### Written request
Beneath this task is a listing. State how many of its lines include the string "тюленей", giving nothing but the number.

### Raw data
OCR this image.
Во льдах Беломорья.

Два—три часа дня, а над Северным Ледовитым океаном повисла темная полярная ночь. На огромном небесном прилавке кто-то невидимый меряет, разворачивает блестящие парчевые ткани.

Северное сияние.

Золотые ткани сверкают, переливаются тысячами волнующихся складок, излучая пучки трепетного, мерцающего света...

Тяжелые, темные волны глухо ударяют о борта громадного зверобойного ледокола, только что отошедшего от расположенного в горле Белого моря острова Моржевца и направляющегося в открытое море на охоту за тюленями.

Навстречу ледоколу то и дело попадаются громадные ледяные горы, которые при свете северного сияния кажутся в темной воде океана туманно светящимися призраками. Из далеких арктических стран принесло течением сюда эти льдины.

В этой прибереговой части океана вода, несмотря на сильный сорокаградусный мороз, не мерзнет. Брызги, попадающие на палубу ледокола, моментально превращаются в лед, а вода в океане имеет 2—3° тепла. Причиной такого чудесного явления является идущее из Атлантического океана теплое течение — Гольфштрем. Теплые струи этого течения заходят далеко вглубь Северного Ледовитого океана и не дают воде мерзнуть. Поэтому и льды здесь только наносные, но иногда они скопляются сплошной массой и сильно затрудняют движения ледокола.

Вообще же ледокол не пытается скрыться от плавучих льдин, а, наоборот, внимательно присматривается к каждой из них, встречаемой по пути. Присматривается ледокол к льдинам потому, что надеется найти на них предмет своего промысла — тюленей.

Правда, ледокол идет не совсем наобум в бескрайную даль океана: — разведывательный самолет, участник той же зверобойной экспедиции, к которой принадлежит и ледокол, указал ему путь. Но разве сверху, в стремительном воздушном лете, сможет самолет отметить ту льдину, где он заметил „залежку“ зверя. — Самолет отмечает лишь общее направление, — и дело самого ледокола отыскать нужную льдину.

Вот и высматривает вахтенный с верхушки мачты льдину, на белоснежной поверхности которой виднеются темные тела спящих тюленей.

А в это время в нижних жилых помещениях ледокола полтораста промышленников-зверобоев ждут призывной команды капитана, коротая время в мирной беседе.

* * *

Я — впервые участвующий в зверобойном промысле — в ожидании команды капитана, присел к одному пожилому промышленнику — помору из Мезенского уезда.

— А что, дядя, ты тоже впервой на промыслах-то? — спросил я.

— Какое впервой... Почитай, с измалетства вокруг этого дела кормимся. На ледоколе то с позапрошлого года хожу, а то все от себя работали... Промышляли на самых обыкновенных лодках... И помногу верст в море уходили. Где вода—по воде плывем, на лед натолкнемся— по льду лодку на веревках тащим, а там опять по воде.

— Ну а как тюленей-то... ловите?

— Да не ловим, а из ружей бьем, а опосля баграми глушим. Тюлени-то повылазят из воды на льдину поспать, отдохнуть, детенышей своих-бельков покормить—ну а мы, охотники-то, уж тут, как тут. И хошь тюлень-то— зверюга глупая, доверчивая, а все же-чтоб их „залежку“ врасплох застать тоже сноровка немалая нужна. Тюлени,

### Task answer
3